DIRECTIONS
Reproduce each of the following records line for line, without any changes.

(Some records)
- - -

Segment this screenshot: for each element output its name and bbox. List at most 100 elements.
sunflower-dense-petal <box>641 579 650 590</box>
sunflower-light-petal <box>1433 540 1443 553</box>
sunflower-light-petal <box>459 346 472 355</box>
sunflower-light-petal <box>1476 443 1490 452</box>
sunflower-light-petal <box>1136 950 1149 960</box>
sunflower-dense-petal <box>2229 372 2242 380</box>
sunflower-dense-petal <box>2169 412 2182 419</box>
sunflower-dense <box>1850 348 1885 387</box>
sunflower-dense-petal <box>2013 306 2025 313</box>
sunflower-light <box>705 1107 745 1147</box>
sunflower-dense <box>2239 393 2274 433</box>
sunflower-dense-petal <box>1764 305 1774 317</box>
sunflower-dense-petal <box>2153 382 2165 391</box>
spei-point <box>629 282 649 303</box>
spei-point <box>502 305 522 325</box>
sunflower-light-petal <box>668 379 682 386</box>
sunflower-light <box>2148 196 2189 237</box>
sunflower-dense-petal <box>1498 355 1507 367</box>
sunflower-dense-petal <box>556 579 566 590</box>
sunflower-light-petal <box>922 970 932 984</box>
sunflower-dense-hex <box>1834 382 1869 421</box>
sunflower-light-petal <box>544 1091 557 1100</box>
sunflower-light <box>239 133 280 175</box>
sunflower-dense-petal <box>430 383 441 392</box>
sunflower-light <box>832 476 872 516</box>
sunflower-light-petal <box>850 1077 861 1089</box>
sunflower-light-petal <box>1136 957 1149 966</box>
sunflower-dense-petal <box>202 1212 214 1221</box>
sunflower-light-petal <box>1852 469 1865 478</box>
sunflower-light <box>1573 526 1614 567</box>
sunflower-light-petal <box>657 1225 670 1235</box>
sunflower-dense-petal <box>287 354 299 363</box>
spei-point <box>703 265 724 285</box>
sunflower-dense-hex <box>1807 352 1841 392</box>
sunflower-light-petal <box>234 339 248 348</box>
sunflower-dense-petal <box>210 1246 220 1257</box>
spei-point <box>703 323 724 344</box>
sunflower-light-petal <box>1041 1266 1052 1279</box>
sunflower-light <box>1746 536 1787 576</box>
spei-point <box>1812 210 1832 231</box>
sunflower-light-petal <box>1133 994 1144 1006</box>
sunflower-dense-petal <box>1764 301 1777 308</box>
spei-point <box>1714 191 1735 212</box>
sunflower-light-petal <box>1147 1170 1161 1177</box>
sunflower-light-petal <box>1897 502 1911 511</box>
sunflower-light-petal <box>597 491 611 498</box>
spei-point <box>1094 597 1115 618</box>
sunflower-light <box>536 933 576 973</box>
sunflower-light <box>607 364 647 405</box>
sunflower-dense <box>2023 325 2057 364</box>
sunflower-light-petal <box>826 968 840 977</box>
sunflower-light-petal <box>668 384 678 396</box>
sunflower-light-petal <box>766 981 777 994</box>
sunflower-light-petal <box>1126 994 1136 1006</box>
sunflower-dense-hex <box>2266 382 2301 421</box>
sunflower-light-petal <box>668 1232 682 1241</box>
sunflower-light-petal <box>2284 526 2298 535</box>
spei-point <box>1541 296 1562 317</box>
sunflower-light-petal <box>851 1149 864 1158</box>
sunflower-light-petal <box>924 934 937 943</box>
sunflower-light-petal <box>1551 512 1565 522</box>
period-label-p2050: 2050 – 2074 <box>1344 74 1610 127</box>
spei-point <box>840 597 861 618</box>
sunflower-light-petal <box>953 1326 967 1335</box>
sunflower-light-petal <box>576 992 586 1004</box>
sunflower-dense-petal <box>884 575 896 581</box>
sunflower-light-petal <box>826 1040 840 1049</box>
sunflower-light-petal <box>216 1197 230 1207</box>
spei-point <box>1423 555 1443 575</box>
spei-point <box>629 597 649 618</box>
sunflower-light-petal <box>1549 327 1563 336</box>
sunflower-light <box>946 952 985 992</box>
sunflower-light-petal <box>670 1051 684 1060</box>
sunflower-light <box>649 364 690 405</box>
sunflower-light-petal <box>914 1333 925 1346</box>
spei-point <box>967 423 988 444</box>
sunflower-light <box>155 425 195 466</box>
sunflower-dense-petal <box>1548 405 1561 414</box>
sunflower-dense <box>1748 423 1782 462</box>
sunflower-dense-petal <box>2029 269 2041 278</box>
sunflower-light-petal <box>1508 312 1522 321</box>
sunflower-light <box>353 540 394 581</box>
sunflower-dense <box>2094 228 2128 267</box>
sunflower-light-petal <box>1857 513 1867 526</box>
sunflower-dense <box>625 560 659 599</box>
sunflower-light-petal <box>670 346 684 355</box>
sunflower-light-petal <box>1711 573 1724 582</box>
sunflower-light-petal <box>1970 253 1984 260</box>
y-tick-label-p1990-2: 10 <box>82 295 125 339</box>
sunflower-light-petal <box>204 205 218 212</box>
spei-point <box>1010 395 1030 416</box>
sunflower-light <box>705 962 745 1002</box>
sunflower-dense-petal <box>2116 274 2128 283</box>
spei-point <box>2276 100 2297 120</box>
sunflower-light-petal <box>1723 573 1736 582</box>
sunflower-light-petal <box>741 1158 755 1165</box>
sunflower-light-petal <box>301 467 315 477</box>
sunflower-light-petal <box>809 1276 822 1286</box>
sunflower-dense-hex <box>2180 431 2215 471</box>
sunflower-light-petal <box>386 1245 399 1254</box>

- - -

WRITTEN SOLUTION
Segment this screenshot: for each element output its name and bbox. List at most 100 elements.
sunflower-dense-petal <box>641 579 650 590</box>
sunflower-light-petal <box>1433 540 1443 553</box>
sunflower-light-petal <box>459 346 472 355</box>
sunflower-light-petal <box>1476 443 1490 452</box>
sunflower-light-petal <box>1136 950 1149 960</box>
sunflower-dense-petal <box>2229 372 2242 380</box>
sunflower-dense-petal <box>2169 412 2182 419</box>
sunflower-dense <box>1850 348 1885 387</box>
sunflower-dense-petal <box>2013 306 2025 313</box>
sunflower-light <box>705 1107 745 1147</box>
sunflower-dense <box>2239 393 2274 433</box>
sunflower-dense-petal <box>1764 305 1774 317</box>
sunflower-dense-petal <box>2153 382 2165 391</box>
spei-point <box>629 282 649 303</box>
spei-point <box>502 305 522 325</box>
sunflower-light-petal <box>668 379 682 386</box>
sunflower-light <box>2148 196 2189 237</box>
sunflower-dense-petal <box>1498 355 1507 367</box>
sunflower-dense-petal <box>556 579 566 590</box>
sunflower-light-petal <box>922 970 932 984</box>
sunflower-dense-hex <box>1834 382 1869 421</box>
sunflower-light-petal <box>544 1091 557 1100</box>
sunflower-light <box>239 133 280 175</box>
sunflower-dense-petal <box>430 383 441 392</box>
sunflower-light <box>832 476 872 516</box>
sunflower-light-petal <box>850 1077 861 1089</box>
sunflower-light-petal <box>1136 957 1149 966</box>
sunflower-dense-petal <box>202 1212 214 1221</box>
sunflower-light-petal <box>1852 469 1865 478</box>
sunflower-light <box>1573 526 1614 567</box>
sunflower-light-petal <box>657 1225 670 1235</box>
sunflower-dense-petal <box>287 354 299 363</box>
spei-point <box>703 265 724 285</box>
sunflower-dense-hex <box>1807 352 1841 392</box>
sunflower-light-petal <box>234 339 248 348</box>
sunflower-dense-petal <box>210 1246 220 1257</box>
spei-point <box>703 323 724 344</box>
sunflower-light-petal <box>1041 1266 1052 1279</box>
sunflower-light <box>1746 536 1787 576</box>
spei-point <box>1812 210 1832 231</box>
sunflower-light-petal <box>1133 994 1144 1006</box>
sunflower-dense-petal <box>1764 301 1777 308</box>
spei-point <box>1714 191 1735 212</box>
sunflower-light-petal <box>1147 1170 1161 1177</box>
sunflower-light-petal <box>1897 502 1911 511</box>
sunflower-light-petal <box>597 491 611 498</box>
spei-point <box>1094 597 1115 618</box>
sunflower-light <box>536 933 576 973</box>
sunflower-light <box>607 364 647 405</box>
sunflower-dense <box>2023 325 2057 364</box>
sunflower-light-petal <box>826 968 840 977</box>
sunflower-light-petal <box>668 384 678 396</box>
sunflower-light-petal <box>766 981 777 994</box>
sunflower-light-petal <box>1126 994 1136 1006</box>
sunflower-dense-hex <box>2266 382 2301 421</box>
sunflower-light-petal <box>668 1232 682 1241</box>
sunflower-light-petal <box>2284 526 2298 535</box>
spei-point <box>1541 296 1562 317</box>
sunflower-light-petal <box>851 1149 864 1158</box>
sunflower-light-petal <box>924 934 937 943</box>
sunflower-light-petal <box>1551 512 1565 522</box>
period-label-p2050: 2050 – 2074 <box>1344 74 1610 127</box>
spei-point <box>840 597 861 618</box>
sunflower-light-petal <box>953 1326 967 1335</box>
sunflower-light-petal <box>576 992 586 1004</box>
sunflower-dense-petal <box>884 575 896 581</box>
sunflower-light-petal <box>826 1040 840 1049</box>
sunflower-light-petal <box>216 1197 230 1207</box>
spei-point <box>1423 555 1443 575</box>
spei-point <box>629 597 649 618</box>
sunflower-light-petal <box>1549 327 1563 336</box>
sunflower-light <box>946 952 985 992</box>
sunflower-light-petal <box>670 1051 684 1060</box>
sunflower-light <box>649 364 690 405</box>
sunflower-light-petal <box>914 1333 925 1346</box>
spei-point <box>967 423 988 444</box>
sunflower-light <box>155 425 195 466</box>
sunflower-dense-petal <box>1548 405 1561 414</box>
sunflower-dense <box>1748 423 1782 462</box>
sunflower-dense-petal <box>2029 269 2041 278</box>
sunflower-light-petal <box>1508 312 1522 321</box>
sunflower-light <box>353 540 394 581</box>
sunflower-dense <box>2094 228 2128 267</box>
sunflower-light-petal <box>1857 513 1867 526</box>
sunflower-dense <box>625 560 659 599</box>
sunflower-light-petal <box>670 346 684 355</box>
sunflower-light-petal <box>1711 573 1724 582</box>
sunflower-light-petal <box>1970 253 1984 260</box>
y-tick-label-p1990-2: 10 <box>82 295 125 339</box>
sunflower-light-petal <box>204 205 218 212</box>
spei-point <box>1010 395 1030 416</box>
sunflower-light <box>705 962 745 1002</box>
sunflower-dense-petal <box>2116 274 2128 283</box>
spei-point <box>2276 100 2297 120</box>
sunflower-light-petal <box>1723 573 1736 582</box>
sunflower-light-petal <box>741 1158 755 1165</box>
sunflower-light-petal <box>301 467 315 477</box>
sunflower-light-petal <box>809 1276 822 1286</box>
sunflower-dense-hex <box>2180 431 2215 471</box>
sunflower-light-petal <box>386 1245 399 1254</box>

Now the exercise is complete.